Stated exercise:
Each line below is to be written out in full, exactly as shown.
------------------------------------
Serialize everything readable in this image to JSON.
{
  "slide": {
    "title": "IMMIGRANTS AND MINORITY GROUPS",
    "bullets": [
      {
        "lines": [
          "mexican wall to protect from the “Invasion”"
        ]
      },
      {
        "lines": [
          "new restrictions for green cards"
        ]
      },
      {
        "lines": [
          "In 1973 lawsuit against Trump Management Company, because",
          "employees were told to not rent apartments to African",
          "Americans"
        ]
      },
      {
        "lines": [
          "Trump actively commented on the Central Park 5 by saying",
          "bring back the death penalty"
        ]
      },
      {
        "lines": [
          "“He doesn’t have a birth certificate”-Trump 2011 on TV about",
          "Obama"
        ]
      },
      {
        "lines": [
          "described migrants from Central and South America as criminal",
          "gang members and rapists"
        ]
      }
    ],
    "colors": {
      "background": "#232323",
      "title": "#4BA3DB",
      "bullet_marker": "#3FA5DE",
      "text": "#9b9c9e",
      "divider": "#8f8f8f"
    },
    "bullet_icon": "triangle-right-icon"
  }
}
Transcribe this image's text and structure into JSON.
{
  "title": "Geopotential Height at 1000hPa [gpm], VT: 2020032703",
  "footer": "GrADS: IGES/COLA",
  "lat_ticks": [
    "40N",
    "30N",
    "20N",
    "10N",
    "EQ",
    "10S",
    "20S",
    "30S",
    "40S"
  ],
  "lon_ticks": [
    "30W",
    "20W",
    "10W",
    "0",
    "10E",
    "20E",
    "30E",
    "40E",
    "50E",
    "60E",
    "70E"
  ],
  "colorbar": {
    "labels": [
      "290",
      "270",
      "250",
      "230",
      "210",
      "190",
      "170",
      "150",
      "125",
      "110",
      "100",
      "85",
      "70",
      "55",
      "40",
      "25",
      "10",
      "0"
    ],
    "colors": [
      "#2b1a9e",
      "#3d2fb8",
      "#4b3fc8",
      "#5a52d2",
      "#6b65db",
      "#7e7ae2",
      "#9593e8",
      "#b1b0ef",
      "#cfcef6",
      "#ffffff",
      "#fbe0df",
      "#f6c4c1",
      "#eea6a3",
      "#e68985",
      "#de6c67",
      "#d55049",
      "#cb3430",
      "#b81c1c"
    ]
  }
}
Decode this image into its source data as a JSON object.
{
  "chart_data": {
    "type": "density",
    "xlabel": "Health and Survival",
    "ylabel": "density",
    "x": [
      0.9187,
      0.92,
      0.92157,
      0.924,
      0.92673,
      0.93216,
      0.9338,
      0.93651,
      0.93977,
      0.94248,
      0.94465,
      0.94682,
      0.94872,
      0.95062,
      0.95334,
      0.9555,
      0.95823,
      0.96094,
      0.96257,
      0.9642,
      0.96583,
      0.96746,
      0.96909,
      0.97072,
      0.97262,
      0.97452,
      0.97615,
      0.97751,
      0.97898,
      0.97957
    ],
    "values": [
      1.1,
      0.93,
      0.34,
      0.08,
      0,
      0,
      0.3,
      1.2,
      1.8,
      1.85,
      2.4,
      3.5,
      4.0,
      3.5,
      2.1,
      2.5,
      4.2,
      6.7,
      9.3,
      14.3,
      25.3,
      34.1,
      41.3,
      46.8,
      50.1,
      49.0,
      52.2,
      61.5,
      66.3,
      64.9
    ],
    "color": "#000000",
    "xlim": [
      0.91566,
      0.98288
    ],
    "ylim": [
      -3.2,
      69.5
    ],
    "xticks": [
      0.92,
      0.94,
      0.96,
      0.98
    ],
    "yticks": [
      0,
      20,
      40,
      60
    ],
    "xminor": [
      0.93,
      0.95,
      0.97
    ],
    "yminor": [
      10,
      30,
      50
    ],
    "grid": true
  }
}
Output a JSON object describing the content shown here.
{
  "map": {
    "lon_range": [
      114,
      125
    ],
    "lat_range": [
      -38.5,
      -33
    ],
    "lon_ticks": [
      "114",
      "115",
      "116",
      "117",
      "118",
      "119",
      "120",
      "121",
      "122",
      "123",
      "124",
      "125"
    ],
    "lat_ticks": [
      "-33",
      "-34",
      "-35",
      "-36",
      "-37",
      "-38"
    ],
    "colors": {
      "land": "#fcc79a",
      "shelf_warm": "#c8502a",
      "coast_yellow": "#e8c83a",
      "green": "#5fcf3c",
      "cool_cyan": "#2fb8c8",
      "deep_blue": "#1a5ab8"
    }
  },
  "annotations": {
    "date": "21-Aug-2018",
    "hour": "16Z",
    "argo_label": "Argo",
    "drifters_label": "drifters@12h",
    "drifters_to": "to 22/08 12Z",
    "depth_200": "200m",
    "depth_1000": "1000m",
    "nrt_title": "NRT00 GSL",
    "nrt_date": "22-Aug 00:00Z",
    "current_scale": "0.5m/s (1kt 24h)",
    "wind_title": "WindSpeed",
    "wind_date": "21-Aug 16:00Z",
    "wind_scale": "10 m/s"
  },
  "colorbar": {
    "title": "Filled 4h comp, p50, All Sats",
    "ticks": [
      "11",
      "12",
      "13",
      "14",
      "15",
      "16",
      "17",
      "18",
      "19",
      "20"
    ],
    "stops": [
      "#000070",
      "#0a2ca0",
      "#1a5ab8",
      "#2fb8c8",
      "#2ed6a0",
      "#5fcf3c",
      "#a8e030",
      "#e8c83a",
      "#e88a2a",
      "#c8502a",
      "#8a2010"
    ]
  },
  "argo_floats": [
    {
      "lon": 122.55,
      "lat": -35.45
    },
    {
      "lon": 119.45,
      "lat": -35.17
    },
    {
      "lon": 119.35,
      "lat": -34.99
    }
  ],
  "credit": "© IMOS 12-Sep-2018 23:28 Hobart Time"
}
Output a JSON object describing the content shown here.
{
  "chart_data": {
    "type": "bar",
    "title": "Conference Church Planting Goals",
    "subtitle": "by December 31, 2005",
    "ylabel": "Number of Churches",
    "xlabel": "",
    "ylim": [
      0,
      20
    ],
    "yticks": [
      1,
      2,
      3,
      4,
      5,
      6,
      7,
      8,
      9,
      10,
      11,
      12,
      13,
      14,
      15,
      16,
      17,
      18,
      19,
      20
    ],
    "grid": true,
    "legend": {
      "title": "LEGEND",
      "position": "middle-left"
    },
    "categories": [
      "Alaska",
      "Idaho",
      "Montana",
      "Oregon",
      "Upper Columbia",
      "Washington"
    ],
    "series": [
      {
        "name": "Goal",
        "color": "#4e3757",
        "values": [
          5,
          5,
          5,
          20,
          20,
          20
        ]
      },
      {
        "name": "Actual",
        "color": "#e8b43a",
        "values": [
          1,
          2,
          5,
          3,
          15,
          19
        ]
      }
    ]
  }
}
------------------------------------
Answer:
Serialize everything readable in this image to JSON.
{
  "slide": {
    "title": "IMMIGRANTS AND MINORITY GROUPS",
    "bullets": [
      {
        "lines": [
          "mexican wall to protect from the “Invasion”"
        ]
      },
      {
        "lines": [
          "new restrictions for green cards"
        ]
      },
      {
        "lines": [
          "In 1973 lawsuit against Trump Management Company, because",
          "employees were told to not rent apartments to African",
          "Americans"
        ]
      },
      {
        "lines": [
          "Trump actively commented on the Central Park 5 by saying",
          "bring back the death penalty"
        ]
      },
      {
        "lines": [
          "“He doesn’t have a birth certificate”-Trump 2011 on TV about",
          "Obama"
        ]
      },
      {
        "lines": [
          "described migrants from Central and South America as criminal",
          "gang members and rapists"
        ]
      }
    ],
    "colors": {
      "background": "#232323",
      "title": "#4BA3DB",
      "bullet_marker": "#3FA5DE",
      "text": "#9b9c9e",
      "divider": "#8f8f8f"
    },
    "bullet_icon": "triangle-right-icon"
  }
}
Transcribe this image's text and structure into JSON.
{
  "title": "Geopotential Height at 1000hPa [gpm], VT: 2020032703",
  "footer": "GrADS: IGES/COLA",
  "lat_ticks": [
    "40N",
    "30N",
    "20N",
    "10N",
    "EQ",
    "10S",
    "20S",
    "30S",
    "40S"
  ],
  "lon_ticks": [
    "30W",
    "20W",
    "10W",
    "0",
    "10E",
    "20E",
    "30E",
    "40E",
    "50E",
    "60E",
    "70E"
  ],
  "colorbar": {
    "labels": [
      "290",
      "270",
      "250",
      "230",
      "210",
      "190",
      "170",
      "150",
      "125",
      "110",
      "100",
      "85",
      "70",
      "55",
      "40",
      "25",
      "10",
      "0"
    ],
    "colors": [
      "#2b1a9e",
      "#3d2fb8",
      "#4b3fc8",
      "#5a52d2",
      "#6b65db",
      "#7e7ae2",
      "#9593e8",
      "#b1b0ef",
      "#cfcef6",
      "#ffffff",
      "#fbe0df",
      "#f6c4c1",
      "#eea6a3",
      "#e68985",
      "#de6c67",
      "#d55049",
      "#cb3430",
      "#b81c1c"
    ]
  }
}
Decode this image into its source data as a JSON object.
{
  "chart_data": {
    "type": "density",
    "xlabel": "Health and Survival",
    "ylabel": "density",
    "x": [
      0.9187,
      0.92,
      0.92157,
      0.924,
      0.92673,
      0.93216,
      0.9338,
      0.93651,
      0.93977,
      0.94248,
      0.94465,
      0.94682,
      0.94872,
      0.95062,
      0.95334,
      0.9555,
      0.95823,
      0.96094,
      0.96257,
      0.9642,
      0.96583,
      0.96746,
      0.96909,
      0.97072,
      0.97262,
      0.97452,
      0.97615,
      0.97751,
      0.97898,
      0.97957
    ],
    "values": [
      1.1,
      0.93,
      0.34,
      0.08,
      0,
      0,
      0.3,
      1.2,
      1.8,
      1.85,
      2.4,
      3.5,
      4.0,
      3.5,
      2.1,
      2.5,
      4.2,
      6.7,
      9.3,
      14.3,
      25.3,
      34.1,
      41.3,
      46.8,
      50.1,
      49.0,
      52.2,
      61.5,
      66.3,
      64.9
    ],
    "color": "#000000",
    "xlim": [
      0.91566,
      0.98288
    ],
    "ylim": [
      -3.2,
      69.5
    ],
    "xticks": [
      0.92,
      0.94,
      0.96,
      0.98
    ],
    "yticks": [
      0,
      20,
      40,
      60
    ],
    "xminor": [
      0.93,
      0.95,
      0.97
    ],
    "yminor": [
      10,
      30,
      50
    ],
    "grid": true
  }
}
Output a JSON object describing the content shown here.
{
  "map": {
    "lon_range": [
      114,
      125
    ],
    "lat_range": [
      -38.5,
      -33
    ],
    "lon_ticks": [
      "114",
      "115",
      "116",
      "117",
      "118",
      "119",
      "120",
      "121",
      "122",
      "123",
      "124",
      "125"
    ],
    "lat_ticks": [
      "-33",
      "-34",
      "-35",
      "-36",
      "-37",
      "-38"
    ],
    "colors": {
      "land": "#fcc79a",
      "shelf_warm": "#c8502a",
      "coast_yellow": "#e8c83a",
      "green": "#5fcf3c",
      "cool_cyan": "#2fb8c8",
      "deep_blue": "#1a5ab8"
    }
  },
  "annotations": {
    "date": "21-Aug-2018",
    "hour": "16Z",
    "argo_label": "Argo",
    "drifters_label": "drifters@12h",
    "drifters_to": "to 22/08 12Z",
    "depth_200": "200m",
    "depth_1000": "1000m",
    "nrt_title": "NRT00 GSL",
    "nrt_date": "22-Aug 00:00Z",
    "current_scale": "0.5m/s (1kt 24h)",
    "wind_title": "WindSpeed",
    "wind_date": "21-Aug 16:00Z",
    "wind_scale": "10 m/s"
  },
  "colorbar": {
    "title": "Filled 4h comp, p50, All Sats",
    "ticks": [
      "11",
      "12",
      "13",
      "14",
      "15",
      "16",
      "17",
      "18",
      "19",
      "20"
    ],
    "stops": [
      "#000070",
      "#0a2ca0",
      "#1a5ab8",
      "#2fb8c8",
      "#2ed6a0",
      "#5fcf3c",
      "#a8e030",
      "#e8c83a",
      "#e88a2a",
      "#c8502a",
      "#8a2010"
    ]
  },
  "argo_floats": [
    {
      "lon": 122.55,
      "lat": -35.45
    },
    {
      "lon": 119.45,
      "lat": -35.17
    },
    {
      "lon": 119.35,
      "lat": -34.99
    }
  ],
  "credit": "© IMOS 12-Sep-2018 23:28 Hobart Time"
}
Output a JSON object describing the content shown here.
{
  "chart_data": {
    "type": "bar",
    "title": "Conference Church Planting Goals",
    "subtitle": "by December 31, 2005",
    "ylabel": "Number of Churches",
    "xlabel": "",
    "ylim": [
      0,
      20
    ],
    "yticks": [
      1,
      2,
      3,
      4,
      5,
      6,
      7,
      8,
      9,
      10,
      11,
      12,
      13,
      14,
      15,
      16,
      17,
      18,
      19,
      20
    ],
    "grid": true,
    "legend": {
      "title": "LEGEND",
      "position": "middle-left"
    },
    "categories": [
      "Alaska",
      "Idaho",
      "Montana",
      "Oregon",
      "Upper Columbia",
      "Washington"
    ],
    "series": [
      {
        "name": "Goal",
        "color": "#4e3757",
        "values": [
          5,
          5,
          5,
          20,
          20,
          20
        ]
      },
      {
        "name": "Actual",
        "color": "#e8b43a",
        "values": [
          1,
          2,
          5,
          3,
          15,
          19
        ]
      }
    ]
  }
}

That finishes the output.